* [Request]
An exact copy of all the data is required, with pictures left out.

^^^^^^^^

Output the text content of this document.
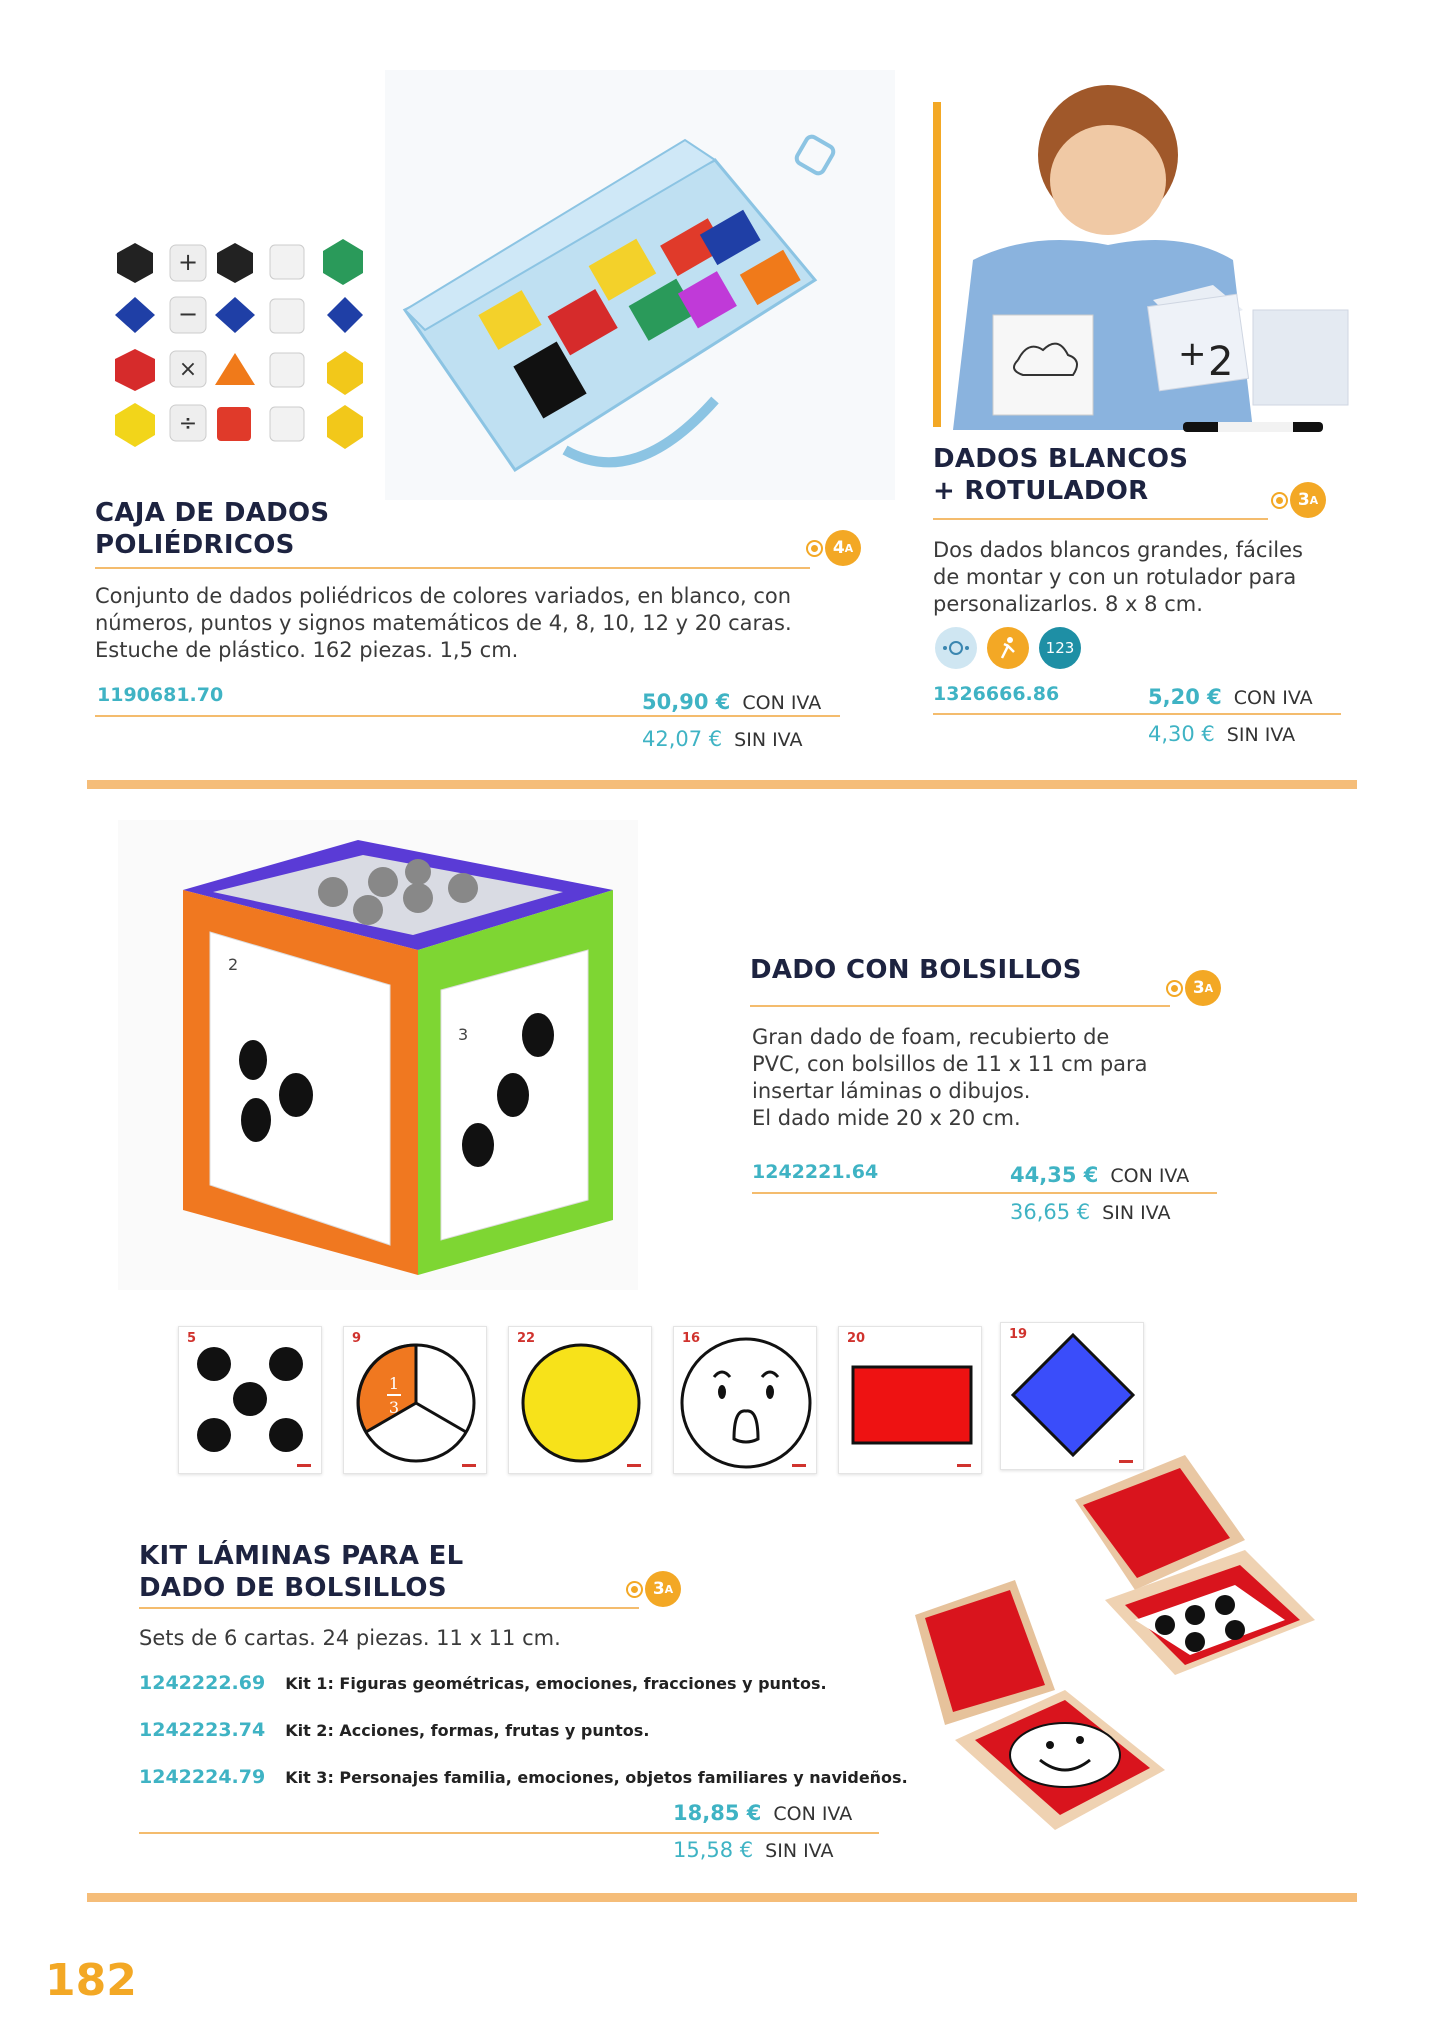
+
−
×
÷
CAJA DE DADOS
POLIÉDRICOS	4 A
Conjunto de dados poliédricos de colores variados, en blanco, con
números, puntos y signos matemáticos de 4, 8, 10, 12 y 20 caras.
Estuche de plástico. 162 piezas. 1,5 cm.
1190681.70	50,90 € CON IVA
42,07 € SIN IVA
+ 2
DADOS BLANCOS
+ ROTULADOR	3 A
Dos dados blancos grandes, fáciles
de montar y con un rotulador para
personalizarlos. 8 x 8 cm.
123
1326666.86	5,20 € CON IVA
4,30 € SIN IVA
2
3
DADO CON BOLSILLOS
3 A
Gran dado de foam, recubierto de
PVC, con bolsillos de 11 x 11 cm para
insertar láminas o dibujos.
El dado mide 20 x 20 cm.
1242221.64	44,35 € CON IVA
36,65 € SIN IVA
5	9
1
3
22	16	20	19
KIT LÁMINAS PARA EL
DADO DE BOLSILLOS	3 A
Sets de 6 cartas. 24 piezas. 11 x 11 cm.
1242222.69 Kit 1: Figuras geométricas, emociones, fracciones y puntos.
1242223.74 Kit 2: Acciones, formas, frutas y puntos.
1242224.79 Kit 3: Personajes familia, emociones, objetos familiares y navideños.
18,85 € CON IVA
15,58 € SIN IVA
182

^^^^^^^^

* [Result]
Output the text content of this document.
+
−
×
÷
CAJA DE DADOS
POLIÉDRICOS	4 A
Conjunto de dados poliédricos de colores variados, en blanco, con
números, puntos y signos matemáticos de 4, 8, 10, 12 y 20 caras.
Estuche de plástico. 162 piezas. 1,5 cm.
1190681.70	50,90 € CON IVA
42,07 € SIN IVA
+ 2
DADOS BLANCOS
+ ROTULADOR	3 A
Dos dados blancos grandes, fáciles
de montar y con un rotulador para
personalizarlos. 8 x 8 cm.
123
1326666.86	5,20 € CON IVA
4,30 € SIN IVA
2
3
DADO CON BOLSILLOS
3 A
Gran dado de foam, recubierto de
PVC, con bolsillos de 11 x 11 cm para
insertar láminas o dibujos.
El dado mide 20 x 20 cm.
1242221.64	44,35 € CON IVA
36,65 € SIN IVA
5	9
1
3
22	16	20	19
KIT LÁMINAS PARA EL
DADO DE BOLSILLOS	3 A
Sets de 6 cartas. 24 piezas. 11 x 11 cm.
1242222.69 Kit 1: Figuras geométricas, emociones, fracciones y puntos.
1242223.74 Kit 2: Acciones, formas, frutas y puntos.
1242224.79 Kit 3: Personajes familia, emociones, objetos familiares y navideños.
18,85 € CON IVA
15,58 € SIN IVA
182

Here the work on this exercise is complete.